**RECORD SET:**
-- BEGIN --

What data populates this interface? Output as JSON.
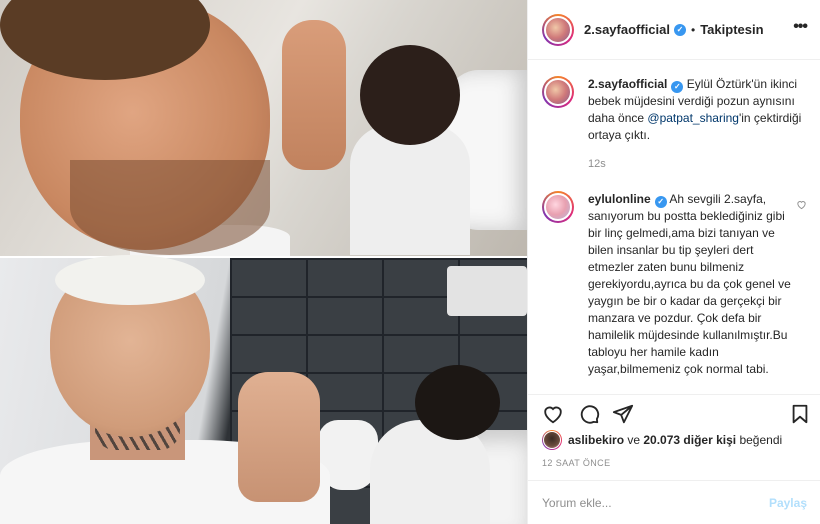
{
  "post": {
    "author": "2.sayfaofficial",
    "follow_status": "Takiptesin",
    "separator": "•",
    "more_icon": "more-horizontal-icon"
  },
  "comments": [
    {
      "user": "2.sayfaofficial",
      "text_before": " Eylül Öztürk'ün ikinci bebek müjdesini verdiği pozun aynısını daha önce ",
      "mention": "@patpat_sharing",
      "text_after": "'in çektirdiği ortaya çıktı.",
      "time": "12s"
    },
    {
      "user": "eylulonline",
      "text": " Ah sevgili 2.sayfa, sanıyorum bu postta beklediğiniz gibi bir linç gelmedi,ama bizi tanıyan ve bilen insanlar bu tip şeyleri dert etmezler zaten bunu bilmeniz gerekiyordu,ayrıca bu da çok genel ve yaygın be bir o kadar da gerçekçi bir manzara ve pozdur. Çok defa bir hamilelik müjdesinde kullanılmıştır.Bu tabloyu her hamile kadın yaşar,bilmemeniz çok normal tabi.",
      "like_icon": "heart-outline-icon"
    }
  ],
  "likes": {
    "user": "aslibekiro",
    "connector": " ve ",
    "count_text": "20.073 diğer kişi",
    "suffix": " beğendi"
  },
  "post_time": "12 SAAT ÖNCE",
  "composer": {
    "placeholder": "Yorum ekle...",
    "share_label": "Paylaş"
  },
  "verified_mark": "✓",
  "colors": {
    "accent": "#3897f0",
    "share_disabled": "#b2dffc",
    "link": "#00376b",
    "muted": "#8e8e8e"
  }
}
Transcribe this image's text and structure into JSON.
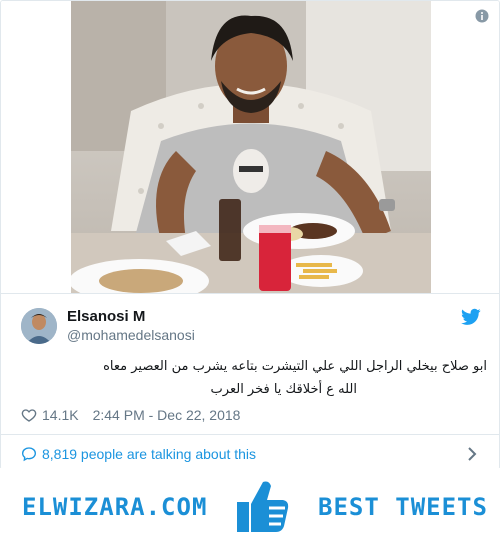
{
  "tweet": {
    "author": {
      "name": "Elsanosi M",
      "handle": "@mohamedelsanosi"
    },
    "text_line1": "ابو صلاح بيخلي الراجل اللي علي التيشرت بتاعه يشرب من العصير معاه",
    "text_line2": "الله ع أخلاقك يا فخر العرب",
    "likes": "14.1K",
    "timestamp": "2:44 PM - Dec 22, 2018",
    "talking": "8,819 people are talking about this"
  },
  "banner": {
    "left_text": "ELWIZARA.COM",
    "right_text": "BEST TWEETS"
  },
  "colors": {
    "accent": "#1b95e0",
    "brand": "#1b8fd6",
    "secondary_text": "#657786"
  },
  "icons": [
    "info-icon",
    "twitter-bird-icon",
    "heart-icon",
    "comment-bubble-icon",
    "chevron-right-icon",
    "thumbs-up-icon"
  ]
}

-- END --

**INSTRUCTIONS TO FOLLOW:** Restate the data above exactly, stripping out each image.

**COMPLETED EXERCISE:**
What data populates this interface? Output as JSON.
{
  "post": {
    "author": "2.sayfaofficial",
    "follow_status": "Takiptesin",
    "separator": "•",
    "more_icon": "more-horizontal-icon"
  },
  "comments": [
    {
      "user": "2.sayfaofficial",
      "text_before": " Eylül Öztürk'ün ikinci bebek müjdesini verdiği pozun aynısını daha önce ",
      "mention": "@patpat_sharing",
      "text_after": "'in çektirdiği ortaya çıktı.",
      "time": "12s"
    },
    {
      "user": "eylulonline",
      "text": " Ah sevgili 2.sayfa, sanıyorum bu postta beklediğiniz gibi bir linç gelmedi,ama bizi tanıyan ve bilen insanlar bu tip şeyleri dert etmezler zaten bunu bilmeniz gerekiyordu,ayrıca bu da çok genel ve yaygın be bir o kadar da gerçekçi bir manzara ve pozdur. Çok defa bir hamilelik müjdesinde kullanılmıştır.Bu tabloyu her hamile kadın yaşar,bilmemeniz çok normal tabi.",
      "like_icon": "heart-outline-icon"
    }
  ],
  "likes": {
    "user": "aslibekiro",
    "connector": " ve ",
    "count_text": "20.073 diğer kişi",
    "suffix": " beğendi"
  },
  "post_time": "12 SAAT ÖNCE",
  "composer": {
    "placeholder": "Yorum ekle...",
    "share_label": "Paylaş"
  },
  "verified_mark": "✓",
  "colors": {
    "accent": "#3897f0",
    "share_disabled": "#b2dffc",
    "link": "#00376b",
    "muted": "#8e8e8e"
  }
}
Transcribe this image's text and structure into JSON.
{
  "tweet": {
    "author": {
      "name": "Elsanosi M",
      "handle": "@mohamedelsanosi"
    },
    "text_line1": "ابو صلاح بيخلي الراجل اللي علي التيشرت بتاعه يشرب من العصير معاه",
    "text_line2": "الله ع أخلاقك يا فخر العرب",
    "likes": "14.1K",
    "timestamp": "2:44 PM - Dec 22, 2018",
    "talking": "8,819 people are talking about this"
  },
  "banner": {
    "left_text": "ELWIZARA.COM",
    "right_text": "BEST TWEETS"
  },
  "colors": {
    "accent": "#1b95e0",
    "brand": "#1b8fd6",
    "secondary_text": "#657786"
  },
  "icons": [
    "info-icon",
    "twitter-bird-icon",
    "heart-icon",
    "comment-bubble-icon",
    "chevron-right-icon",
    "thumbs-up-icon"
  ]
}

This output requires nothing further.